## What you will do
Identify the lines that contain the word "voltage" and copy each one.

## Entries provided
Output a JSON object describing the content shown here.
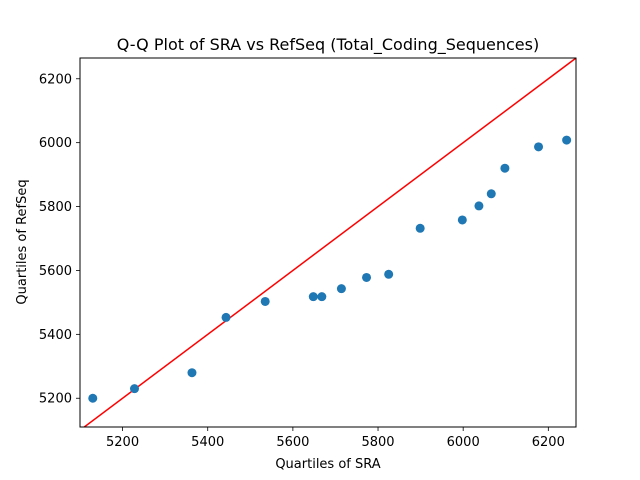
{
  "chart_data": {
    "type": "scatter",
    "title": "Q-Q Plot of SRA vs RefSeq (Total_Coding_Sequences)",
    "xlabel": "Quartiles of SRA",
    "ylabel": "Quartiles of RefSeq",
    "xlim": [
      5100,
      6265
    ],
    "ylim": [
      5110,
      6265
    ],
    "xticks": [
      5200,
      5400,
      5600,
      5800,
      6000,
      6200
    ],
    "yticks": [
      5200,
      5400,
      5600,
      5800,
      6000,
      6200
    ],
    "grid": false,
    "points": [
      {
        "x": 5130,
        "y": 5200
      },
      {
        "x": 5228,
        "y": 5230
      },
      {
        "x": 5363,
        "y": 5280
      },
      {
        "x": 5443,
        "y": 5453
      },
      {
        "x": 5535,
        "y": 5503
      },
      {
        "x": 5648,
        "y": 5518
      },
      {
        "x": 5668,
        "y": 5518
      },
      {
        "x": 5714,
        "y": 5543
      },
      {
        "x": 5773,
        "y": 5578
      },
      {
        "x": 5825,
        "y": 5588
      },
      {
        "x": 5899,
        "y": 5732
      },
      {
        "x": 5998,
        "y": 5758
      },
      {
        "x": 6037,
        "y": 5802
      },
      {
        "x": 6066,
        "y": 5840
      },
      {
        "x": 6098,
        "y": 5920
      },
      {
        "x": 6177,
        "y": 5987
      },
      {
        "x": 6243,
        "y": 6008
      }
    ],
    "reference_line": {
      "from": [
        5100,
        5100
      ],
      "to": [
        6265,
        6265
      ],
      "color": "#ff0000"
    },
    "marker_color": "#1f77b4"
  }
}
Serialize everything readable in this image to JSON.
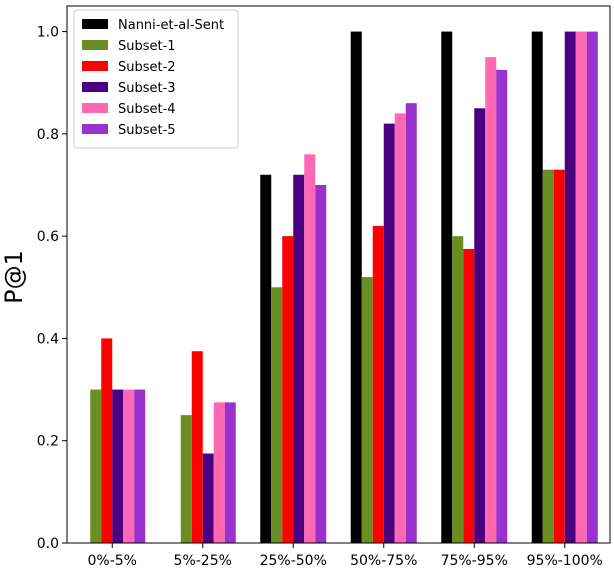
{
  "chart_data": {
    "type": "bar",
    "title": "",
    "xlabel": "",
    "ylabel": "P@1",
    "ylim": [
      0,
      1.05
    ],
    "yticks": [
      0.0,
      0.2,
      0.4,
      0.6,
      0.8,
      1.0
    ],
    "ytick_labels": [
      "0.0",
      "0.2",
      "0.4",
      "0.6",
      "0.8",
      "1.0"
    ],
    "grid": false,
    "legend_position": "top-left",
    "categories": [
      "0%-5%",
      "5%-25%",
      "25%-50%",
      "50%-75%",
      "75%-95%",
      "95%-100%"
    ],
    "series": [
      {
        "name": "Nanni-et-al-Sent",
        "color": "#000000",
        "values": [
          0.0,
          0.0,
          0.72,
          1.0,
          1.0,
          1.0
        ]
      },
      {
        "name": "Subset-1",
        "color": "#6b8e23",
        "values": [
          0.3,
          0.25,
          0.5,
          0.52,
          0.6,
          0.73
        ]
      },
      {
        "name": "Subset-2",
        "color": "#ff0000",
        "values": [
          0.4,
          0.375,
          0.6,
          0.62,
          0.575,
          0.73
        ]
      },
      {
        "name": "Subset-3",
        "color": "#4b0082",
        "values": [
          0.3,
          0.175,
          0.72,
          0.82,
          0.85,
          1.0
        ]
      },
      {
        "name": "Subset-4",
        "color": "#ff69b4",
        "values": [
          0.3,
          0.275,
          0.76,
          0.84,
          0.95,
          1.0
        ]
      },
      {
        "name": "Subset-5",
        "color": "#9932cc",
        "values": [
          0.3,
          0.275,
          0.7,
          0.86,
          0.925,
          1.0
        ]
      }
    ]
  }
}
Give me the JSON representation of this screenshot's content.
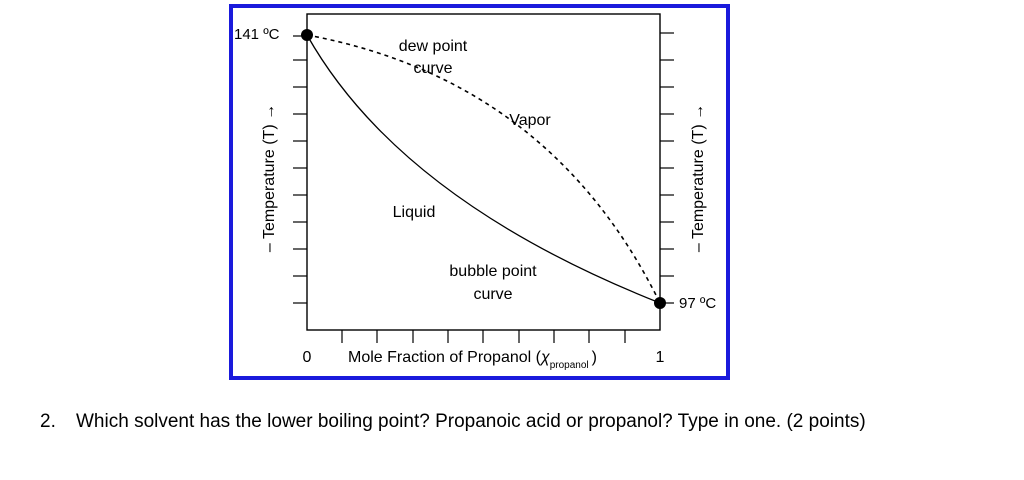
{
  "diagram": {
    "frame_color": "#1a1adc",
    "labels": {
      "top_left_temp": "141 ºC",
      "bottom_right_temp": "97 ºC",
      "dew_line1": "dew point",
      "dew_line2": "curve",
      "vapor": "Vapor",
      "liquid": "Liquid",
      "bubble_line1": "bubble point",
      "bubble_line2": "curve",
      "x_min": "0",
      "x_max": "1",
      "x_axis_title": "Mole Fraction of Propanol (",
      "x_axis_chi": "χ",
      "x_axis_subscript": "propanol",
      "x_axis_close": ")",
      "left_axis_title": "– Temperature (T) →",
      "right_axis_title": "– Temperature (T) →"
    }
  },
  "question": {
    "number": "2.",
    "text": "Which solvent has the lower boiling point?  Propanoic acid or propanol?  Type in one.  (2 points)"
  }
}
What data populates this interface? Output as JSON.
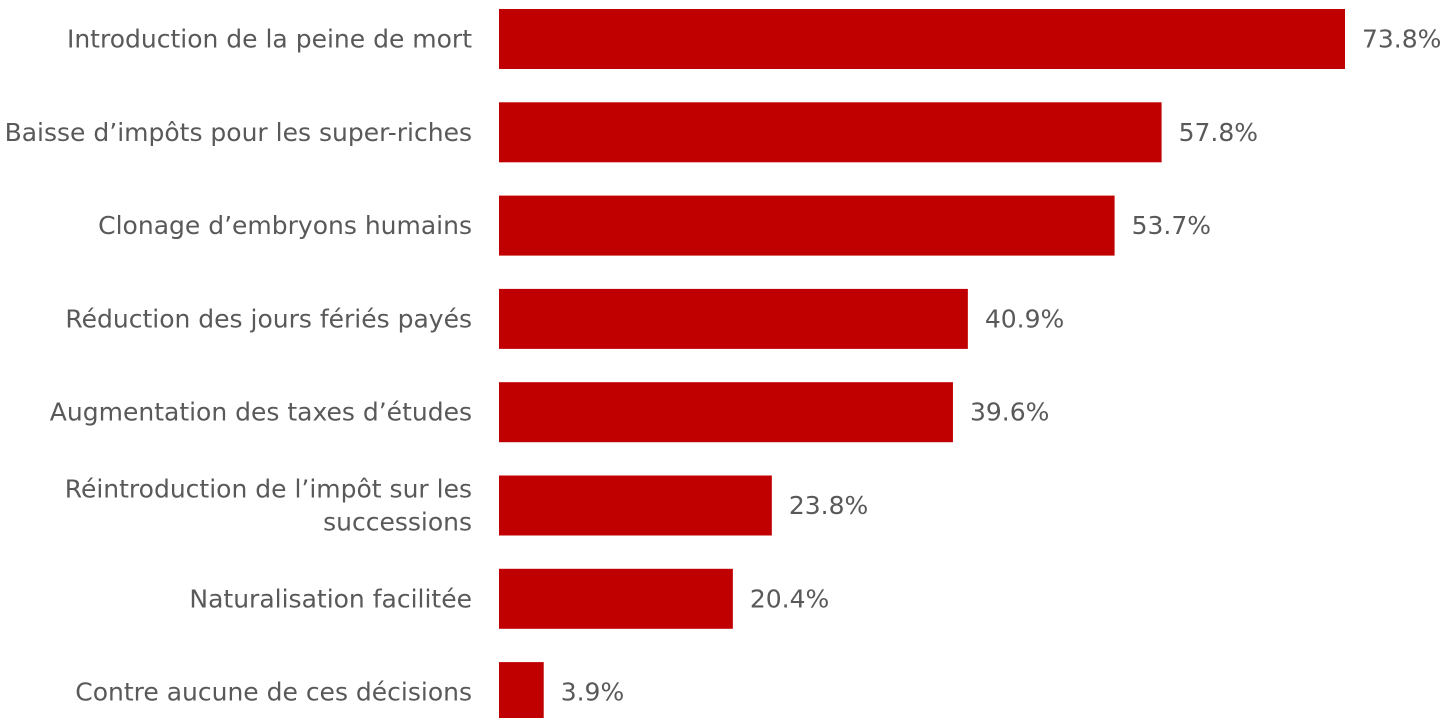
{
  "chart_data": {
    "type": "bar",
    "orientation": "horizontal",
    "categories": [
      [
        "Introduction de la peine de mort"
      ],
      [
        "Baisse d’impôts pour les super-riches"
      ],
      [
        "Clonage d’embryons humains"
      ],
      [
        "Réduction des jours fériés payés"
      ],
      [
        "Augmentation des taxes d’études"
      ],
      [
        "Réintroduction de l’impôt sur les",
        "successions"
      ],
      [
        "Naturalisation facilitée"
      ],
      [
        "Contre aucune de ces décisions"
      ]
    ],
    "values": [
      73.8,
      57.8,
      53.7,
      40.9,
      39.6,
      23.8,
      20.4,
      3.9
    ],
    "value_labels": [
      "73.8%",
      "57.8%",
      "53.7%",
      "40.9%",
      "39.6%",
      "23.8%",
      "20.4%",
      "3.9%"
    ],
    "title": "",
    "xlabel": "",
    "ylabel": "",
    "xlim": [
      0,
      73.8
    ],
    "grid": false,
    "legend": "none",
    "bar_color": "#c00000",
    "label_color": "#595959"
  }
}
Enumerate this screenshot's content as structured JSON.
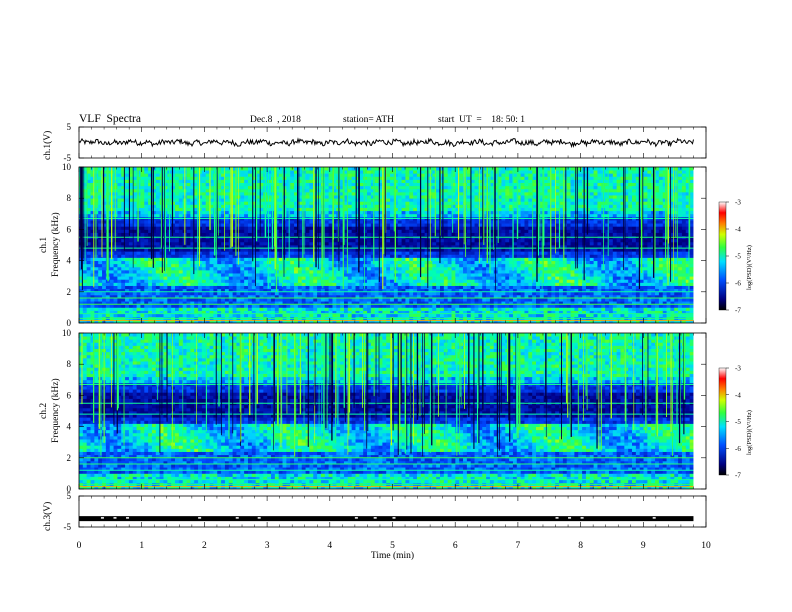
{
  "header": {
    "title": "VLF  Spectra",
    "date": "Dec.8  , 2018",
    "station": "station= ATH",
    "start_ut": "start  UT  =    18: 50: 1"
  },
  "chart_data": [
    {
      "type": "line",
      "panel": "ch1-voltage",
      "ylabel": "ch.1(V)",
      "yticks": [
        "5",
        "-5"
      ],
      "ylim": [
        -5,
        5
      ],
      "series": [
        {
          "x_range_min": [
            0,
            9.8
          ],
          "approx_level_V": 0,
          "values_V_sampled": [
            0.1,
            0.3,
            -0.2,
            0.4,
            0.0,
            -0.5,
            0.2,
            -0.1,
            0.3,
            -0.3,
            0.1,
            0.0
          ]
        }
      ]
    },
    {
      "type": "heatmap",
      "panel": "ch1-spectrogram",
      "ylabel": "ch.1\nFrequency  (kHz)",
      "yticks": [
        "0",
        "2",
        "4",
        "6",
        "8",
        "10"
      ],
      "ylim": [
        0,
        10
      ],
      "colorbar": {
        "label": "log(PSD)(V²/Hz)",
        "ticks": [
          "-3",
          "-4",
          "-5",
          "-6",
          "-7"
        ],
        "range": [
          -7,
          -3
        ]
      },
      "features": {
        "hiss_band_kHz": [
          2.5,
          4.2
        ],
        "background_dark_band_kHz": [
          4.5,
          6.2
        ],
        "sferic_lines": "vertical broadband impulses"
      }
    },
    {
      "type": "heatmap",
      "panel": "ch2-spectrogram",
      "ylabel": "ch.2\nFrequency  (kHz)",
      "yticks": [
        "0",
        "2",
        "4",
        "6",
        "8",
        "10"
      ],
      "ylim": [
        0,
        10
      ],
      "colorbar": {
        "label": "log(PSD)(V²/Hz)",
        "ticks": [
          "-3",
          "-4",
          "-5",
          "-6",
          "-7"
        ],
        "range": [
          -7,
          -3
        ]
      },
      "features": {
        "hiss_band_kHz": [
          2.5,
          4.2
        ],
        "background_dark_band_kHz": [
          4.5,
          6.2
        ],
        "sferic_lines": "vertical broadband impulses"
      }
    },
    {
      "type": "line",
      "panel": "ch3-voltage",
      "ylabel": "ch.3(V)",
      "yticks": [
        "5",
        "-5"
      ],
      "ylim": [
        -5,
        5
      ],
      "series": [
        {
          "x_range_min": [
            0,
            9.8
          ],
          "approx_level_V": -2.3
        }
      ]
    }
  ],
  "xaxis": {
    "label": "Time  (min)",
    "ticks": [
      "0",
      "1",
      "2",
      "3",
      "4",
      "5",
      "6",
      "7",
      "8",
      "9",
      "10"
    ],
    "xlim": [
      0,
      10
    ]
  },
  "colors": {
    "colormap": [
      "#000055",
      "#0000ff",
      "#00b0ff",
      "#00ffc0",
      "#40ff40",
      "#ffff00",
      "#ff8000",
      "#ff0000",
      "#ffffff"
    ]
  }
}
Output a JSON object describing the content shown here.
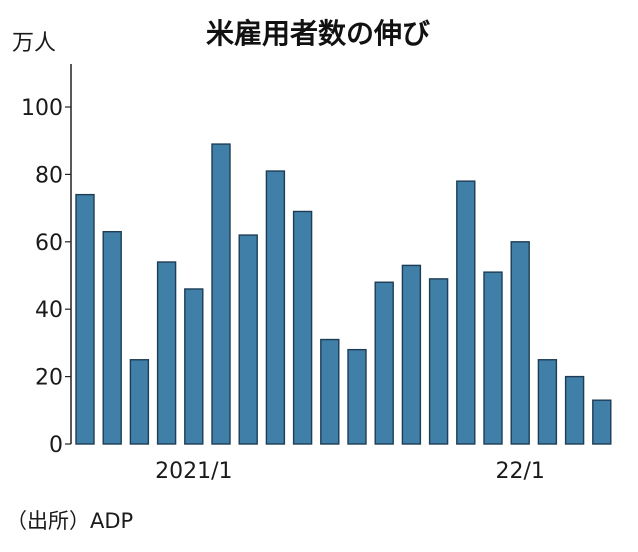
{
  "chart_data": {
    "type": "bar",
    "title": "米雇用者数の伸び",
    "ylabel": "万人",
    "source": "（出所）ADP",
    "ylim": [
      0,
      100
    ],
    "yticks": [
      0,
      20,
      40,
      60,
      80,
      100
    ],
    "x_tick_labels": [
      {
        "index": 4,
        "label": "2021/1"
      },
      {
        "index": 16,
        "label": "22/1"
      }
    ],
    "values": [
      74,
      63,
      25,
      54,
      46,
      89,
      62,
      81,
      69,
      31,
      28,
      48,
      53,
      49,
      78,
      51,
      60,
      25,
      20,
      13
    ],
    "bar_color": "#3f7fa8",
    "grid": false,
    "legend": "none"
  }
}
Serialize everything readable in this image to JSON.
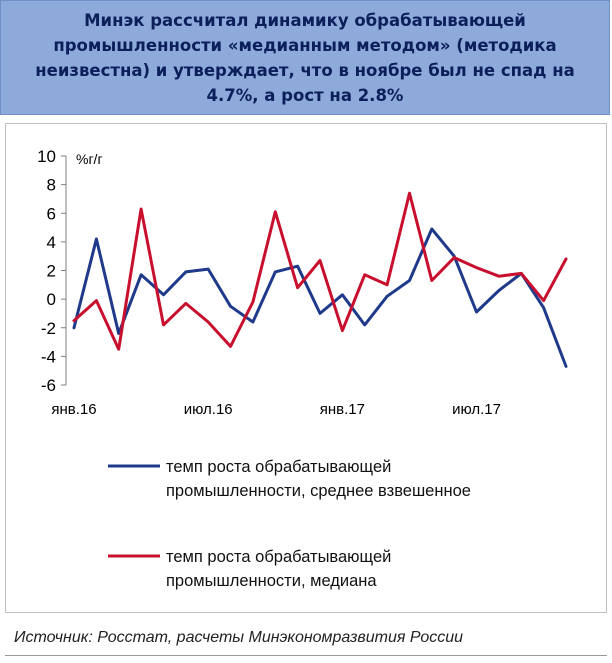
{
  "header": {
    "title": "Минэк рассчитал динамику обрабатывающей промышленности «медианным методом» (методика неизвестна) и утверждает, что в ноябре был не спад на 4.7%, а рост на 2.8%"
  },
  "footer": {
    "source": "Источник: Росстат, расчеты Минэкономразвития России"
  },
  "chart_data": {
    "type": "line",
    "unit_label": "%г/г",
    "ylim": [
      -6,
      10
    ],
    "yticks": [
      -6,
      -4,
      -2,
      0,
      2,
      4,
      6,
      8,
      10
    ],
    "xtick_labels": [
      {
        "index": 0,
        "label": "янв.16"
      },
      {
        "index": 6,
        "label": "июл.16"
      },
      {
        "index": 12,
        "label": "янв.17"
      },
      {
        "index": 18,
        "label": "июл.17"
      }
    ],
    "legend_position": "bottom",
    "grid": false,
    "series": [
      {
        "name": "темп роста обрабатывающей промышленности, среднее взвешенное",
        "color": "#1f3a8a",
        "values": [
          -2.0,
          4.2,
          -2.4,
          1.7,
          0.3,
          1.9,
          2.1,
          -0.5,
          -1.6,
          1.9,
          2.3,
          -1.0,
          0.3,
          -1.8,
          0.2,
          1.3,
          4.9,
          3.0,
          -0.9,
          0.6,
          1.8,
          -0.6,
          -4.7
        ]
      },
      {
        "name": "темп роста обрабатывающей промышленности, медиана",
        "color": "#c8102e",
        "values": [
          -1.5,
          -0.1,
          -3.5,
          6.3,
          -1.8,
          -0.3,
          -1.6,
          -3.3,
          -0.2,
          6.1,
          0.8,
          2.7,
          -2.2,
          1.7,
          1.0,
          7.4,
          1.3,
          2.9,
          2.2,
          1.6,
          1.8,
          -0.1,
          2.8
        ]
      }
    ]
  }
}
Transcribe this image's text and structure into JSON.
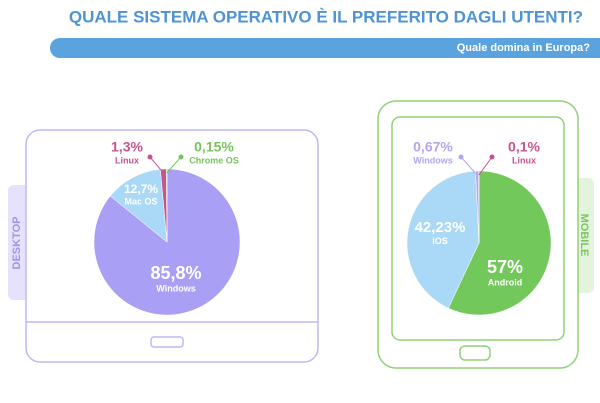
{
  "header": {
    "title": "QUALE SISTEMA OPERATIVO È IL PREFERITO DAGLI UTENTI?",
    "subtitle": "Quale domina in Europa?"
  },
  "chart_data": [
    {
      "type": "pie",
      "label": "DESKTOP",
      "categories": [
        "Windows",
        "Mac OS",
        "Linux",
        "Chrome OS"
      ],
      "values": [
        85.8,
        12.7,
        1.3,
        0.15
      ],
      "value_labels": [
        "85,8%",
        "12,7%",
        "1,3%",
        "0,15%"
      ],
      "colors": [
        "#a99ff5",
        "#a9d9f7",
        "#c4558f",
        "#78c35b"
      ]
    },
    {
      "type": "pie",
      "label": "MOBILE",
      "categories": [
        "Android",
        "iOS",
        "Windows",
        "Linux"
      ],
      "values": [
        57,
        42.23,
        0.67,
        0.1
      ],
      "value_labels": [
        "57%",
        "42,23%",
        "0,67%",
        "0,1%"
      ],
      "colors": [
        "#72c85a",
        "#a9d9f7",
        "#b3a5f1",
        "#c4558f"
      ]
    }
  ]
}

## Exercise answer
      "panel": "ch1-voltage",
      "panel": "ch3-voltage",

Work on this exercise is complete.